◆ **Set exercise**
Rewrite the records from the first line through the line that contains "password-field: ●●●●●●●●●●● [277,262,398,282]", changing "bounding box" to "frame" and leaving everything else as it is.

** START Input records **

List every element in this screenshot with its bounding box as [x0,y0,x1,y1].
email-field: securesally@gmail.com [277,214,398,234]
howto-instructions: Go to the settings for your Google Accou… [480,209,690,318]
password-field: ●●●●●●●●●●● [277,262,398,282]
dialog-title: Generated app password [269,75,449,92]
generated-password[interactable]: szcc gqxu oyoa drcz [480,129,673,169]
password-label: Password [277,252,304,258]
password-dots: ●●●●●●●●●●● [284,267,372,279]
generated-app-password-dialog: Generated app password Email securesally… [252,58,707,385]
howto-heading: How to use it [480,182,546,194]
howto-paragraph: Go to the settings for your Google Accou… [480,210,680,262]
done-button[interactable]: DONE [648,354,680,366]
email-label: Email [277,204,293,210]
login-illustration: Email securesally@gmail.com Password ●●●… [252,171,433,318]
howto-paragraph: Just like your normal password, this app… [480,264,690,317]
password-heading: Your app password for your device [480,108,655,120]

** END Input records **

◆ **Written answer**
List every element in this screenshot with its frame as [x0,y0,x1,y1].
email-field: securesally@gmail.com [277,214,398,234]
howto-instructions: Go to the settings for your Google Accou… [480,209,690,318]
password-field: ●●●●●●●●●●● [277,262,398,282]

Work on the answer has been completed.